• **Request A**:
Copy the drill bit text between "Depending upon formation" and "are commonly employed.", inclusive.

Many different types of drill bits and bit cutting structures have been developed and found useful in various drilling applications. Such bits include fixed cutter bits and roller cone bits. The types of cutting structures include steel teeth, tungsten carbide inserts ("TCI"), polycrystalline diamond compacts ("PDC's"), and natural diamond. The selection of the appropriate bit and cutting structure for a given application depends upon many factors. One of the most important of these factors is the type of formation that is to be drilled, and more particularly, the hardness of the formation that will be encountered. Another important consideration is the range of hardnesses that will be encountered when drilling through different layers or strata of formation material.
Depending upon formation hardness, certain combinations of the above-described bit types and cutting structures will work more efficiently and effectively against the formation than others. For example, a milled tooth roller cone bit generally drills relatively quickly and effectively in soft formations, such as those typically encountered at shallow depths. By contrast, milled tooth roller cone bits are relatively ineffective in hard rock formations as may be encountered at greater depths. For drilling through such hard formations, roller cone bits having TCI cutting structures have proven to be very effective. For certain hard formations, fixed cutter bits having a natural diamond cutting structure provide the best combination of penetration rate and durability. In formations of soft and medium hardness, fixed cutter bits having a PDC cutting structure are commonly employed.
Drilling a borehole for the recovery of hydrocarbons or minerals is typically very expensive due to the high cost of the equipment and personnel that are required to safely and effectively drill to the desired depth and location. The total drilling cost is proportional to the length of time it takes to drill the borehole. The drilling time, in turn, is greatly affected by the rate of penetration (ROP) of the drill bit and the number of times the drill bit must be changed in the course of drilling. A bit may need to be changed because of wear or breakage, or to substitute a bit that is better able to penetrate a particular formation. Each time the bit is changed, the entire drill string--which may be miles long--must be retrieved from the borehole, section by section. Once the drill string has been retrieved and the new bit installed, the bit must be lowered to the bottom of the borehole on the drill string which must be reconstructed again, section by section. As is thus obvious, this process, known as a "trip" of the drill string, requires considerable time, effort and expense. Accordingly, because drilling cost is so time dependent, it is always desirable to employ drill bits that will drill faster and longer and that are usable over a wider range of differing formation hardnesses.

(Layout annotation records)
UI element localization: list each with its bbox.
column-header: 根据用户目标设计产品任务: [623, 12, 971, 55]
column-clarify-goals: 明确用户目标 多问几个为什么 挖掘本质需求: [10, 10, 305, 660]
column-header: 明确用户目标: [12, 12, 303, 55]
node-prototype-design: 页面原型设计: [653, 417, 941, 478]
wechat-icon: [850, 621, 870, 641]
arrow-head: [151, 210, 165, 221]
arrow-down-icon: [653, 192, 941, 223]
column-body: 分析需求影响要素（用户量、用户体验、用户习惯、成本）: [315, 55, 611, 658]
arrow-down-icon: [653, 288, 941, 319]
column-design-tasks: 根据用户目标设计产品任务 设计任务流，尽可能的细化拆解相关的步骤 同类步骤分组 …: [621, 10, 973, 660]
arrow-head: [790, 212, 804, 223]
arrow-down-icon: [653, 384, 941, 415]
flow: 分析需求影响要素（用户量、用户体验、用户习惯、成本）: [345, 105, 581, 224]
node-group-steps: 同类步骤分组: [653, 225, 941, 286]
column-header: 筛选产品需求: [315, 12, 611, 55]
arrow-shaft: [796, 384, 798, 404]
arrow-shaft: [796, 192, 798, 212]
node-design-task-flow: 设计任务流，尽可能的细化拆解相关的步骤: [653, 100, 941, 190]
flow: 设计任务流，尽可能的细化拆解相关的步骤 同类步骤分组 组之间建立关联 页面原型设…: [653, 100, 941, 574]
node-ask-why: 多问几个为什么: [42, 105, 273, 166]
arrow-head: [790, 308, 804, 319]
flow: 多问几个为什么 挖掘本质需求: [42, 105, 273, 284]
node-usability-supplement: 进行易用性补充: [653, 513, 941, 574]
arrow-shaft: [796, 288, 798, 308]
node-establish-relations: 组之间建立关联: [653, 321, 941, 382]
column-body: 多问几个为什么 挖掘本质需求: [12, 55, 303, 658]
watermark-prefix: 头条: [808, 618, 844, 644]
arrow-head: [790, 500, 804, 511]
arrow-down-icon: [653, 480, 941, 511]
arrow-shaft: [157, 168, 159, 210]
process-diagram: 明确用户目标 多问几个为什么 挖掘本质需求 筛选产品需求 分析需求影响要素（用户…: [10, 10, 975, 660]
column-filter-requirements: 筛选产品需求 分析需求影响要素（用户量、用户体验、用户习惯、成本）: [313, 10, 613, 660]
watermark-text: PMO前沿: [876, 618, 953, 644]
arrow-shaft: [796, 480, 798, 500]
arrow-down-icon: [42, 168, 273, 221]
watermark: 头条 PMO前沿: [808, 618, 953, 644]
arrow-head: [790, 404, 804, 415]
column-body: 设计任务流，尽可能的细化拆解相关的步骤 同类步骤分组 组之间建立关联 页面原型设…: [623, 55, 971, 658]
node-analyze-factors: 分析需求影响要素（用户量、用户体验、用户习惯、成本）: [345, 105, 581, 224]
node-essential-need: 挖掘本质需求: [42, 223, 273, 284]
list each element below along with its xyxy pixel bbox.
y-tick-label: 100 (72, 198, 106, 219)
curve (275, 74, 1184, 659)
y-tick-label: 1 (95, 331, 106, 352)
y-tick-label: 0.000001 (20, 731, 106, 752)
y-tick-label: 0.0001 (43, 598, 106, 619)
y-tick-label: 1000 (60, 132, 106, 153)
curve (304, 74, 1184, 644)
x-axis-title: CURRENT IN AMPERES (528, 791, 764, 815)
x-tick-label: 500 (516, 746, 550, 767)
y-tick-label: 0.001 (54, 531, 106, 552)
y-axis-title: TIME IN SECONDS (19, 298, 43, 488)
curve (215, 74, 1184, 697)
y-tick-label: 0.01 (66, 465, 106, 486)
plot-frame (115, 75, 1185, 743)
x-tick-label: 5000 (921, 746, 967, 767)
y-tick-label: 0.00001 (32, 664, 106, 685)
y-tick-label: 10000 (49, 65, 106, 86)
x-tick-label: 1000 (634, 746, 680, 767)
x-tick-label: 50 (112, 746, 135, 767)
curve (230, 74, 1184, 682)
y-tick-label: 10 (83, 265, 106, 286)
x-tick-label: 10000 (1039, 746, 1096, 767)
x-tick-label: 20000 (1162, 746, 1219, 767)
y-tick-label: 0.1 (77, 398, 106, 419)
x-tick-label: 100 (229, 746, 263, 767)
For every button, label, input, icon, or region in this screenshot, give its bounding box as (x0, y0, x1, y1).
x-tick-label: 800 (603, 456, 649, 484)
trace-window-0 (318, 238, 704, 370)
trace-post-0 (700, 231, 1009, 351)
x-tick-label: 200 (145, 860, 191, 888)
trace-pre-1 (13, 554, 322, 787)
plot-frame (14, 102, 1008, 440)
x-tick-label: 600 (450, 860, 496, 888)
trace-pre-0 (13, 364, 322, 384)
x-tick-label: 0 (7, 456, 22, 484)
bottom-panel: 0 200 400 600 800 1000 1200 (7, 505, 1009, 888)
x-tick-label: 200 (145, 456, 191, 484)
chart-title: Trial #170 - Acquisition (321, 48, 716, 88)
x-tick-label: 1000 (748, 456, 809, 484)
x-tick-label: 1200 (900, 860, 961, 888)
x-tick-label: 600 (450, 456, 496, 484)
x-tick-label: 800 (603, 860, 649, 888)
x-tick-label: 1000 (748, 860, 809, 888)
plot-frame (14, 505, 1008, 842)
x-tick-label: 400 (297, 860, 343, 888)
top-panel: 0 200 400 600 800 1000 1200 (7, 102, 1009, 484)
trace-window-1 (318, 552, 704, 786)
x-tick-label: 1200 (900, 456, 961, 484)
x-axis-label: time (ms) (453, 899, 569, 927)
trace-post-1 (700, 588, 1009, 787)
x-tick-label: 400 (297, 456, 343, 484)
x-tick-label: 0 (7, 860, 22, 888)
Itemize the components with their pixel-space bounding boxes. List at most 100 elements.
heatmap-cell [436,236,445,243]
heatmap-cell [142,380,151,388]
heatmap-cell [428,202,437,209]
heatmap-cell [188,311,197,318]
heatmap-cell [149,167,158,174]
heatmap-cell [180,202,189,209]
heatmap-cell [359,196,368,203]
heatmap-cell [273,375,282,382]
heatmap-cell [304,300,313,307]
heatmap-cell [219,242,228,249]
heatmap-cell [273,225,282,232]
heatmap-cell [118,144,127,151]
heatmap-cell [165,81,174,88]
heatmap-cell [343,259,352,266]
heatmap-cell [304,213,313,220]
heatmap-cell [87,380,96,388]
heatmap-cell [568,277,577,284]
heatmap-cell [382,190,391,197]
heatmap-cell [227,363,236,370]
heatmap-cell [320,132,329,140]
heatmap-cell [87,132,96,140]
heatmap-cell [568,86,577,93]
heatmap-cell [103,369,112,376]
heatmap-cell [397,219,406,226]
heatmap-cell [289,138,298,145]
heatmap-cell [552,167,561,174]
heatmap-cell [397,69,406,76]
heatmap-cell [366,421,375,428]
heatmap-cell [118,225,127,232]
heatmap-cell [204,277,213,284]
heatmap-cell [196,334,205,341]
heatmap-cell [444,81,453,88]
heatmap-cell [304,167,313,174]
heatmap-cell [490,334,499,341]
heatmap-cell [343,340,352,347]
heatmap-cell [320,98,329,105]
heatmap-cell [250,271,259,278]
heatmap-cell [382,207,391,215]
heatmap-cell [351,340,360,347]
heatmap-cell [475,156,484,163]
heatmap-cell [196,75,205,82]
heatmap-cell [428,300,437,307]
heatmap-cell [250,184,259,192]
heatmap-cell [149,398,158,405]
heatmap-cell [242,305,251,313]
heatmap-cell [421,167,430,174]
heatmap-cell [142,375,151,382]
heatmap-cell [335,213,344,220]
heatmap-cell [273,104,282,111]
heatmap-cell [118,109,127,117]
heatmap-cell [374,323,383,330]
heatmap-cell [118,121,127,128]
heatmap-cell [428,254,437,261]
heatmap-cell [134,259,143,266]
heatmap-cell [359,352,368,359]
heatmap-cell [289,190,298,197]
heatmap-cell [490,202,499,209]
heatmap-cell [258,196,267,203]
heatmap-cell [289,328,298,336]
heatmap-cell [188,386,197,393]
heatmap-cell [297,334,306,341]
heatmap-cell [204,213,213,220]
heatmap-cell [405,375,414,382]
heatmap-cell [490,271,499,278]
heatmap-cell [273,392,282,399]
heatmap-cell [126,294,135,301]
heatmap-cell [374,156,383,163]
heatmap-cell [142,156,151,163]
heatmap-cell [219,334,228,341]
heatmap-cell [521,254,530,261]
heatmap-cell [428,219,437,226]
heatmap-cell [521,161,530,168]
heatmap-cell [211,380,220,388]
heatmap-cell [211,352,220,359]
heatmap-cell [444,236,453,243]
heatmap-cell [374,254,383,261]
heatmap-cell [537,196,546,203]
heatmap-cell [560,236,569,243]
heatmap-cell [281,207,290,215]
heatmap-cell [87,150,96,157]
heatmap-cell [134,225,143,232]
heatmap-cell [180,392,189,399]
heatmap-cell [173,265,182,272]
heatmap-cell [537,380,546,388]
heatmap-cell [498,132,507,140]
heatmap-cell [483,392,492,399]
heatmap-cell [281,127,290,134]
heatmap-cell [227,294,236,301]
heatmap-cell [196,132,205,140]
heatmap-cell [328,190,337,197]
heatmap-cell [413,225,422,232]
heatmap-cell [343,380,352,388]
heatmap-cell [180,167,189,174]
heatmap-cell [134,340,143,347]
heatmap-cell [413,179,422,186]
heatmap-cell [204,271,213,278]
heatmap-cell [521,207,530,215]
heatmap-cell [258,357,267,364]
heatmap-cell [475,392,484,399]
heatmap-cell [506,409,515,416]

• **Request B**:
Repeat the listing from its first line through the line holding "arrow-shaft: [796, 192, 798, 212]", both included.

• **Output A**:
Depending upon formation hardness, certain combinations of the above-described bit types and cutting structures will work more efficiently and effectively against the formation than others. For example, a milled tooth roller cone bit generally drills relatively quickly and effectively in soft formations, such as those typically encountered at shallow depths. By contrast, milled tooth roller cone bits are relatively ineffective in hard rock formations as may be encountered at greater depths. For drilling through such hard formations, roller cone bits having TCI cutting structures have proven to be very effective. For certain hard formations, fixed cutter bits having a natural diamond cutting structure provide the best combination of penetration rate and durability. In formations of soft and medium hardness, fixed cutter bits having a PDC cutting structure are commonly employed.

• **Output B**:
UI element localization: list each with its bbox.
column-header: 根据用户目标设计产品任务: [623, 12, 971, 55]
column-clarify-goals: 明确用户目标 多问几个为什么 挖掘本质需求: [10, 10, 305, 660]
column-header: 明确用户目标: [12, 12, 303, 55]
node-prototype-design: 页面原型设计: [653, 417, 941, 478]
wechat-icon: [850, 621, 870, 641]
arrow-head: [151, 210, 165, 221]
arrow-down-icon: [653, 192, 941, 223]
column-body: 分析需求影响要素（用户量、用户体验、用户习惯、成本）: [315, 55, 611, 658]
arrow-down-icon: [653, 288, 941, 319]
column-design-tasks: 根据用户目标设计产品任务 设计任务流，尽可能的细化拆解相关的步骤 同类步骤分组 …: [621, 10, 973, 660]
arrow-head: [790, 212, 804, 223]
arrow-down-icon: [653, 384, 941, 415]
flow: 分析需求影响要素（用户量、用户体验、用户习惯、成本）: [345, 105, 581, 224]
node-group-steps: 同类步骤分组: [653, 225, 941, 286]
column-header: 筛选产品需求: [315, 12, 611, 55]
arrow-shaft: [796, 384, 798, 404]
arrow-shaft: [796, 192, 798, 212]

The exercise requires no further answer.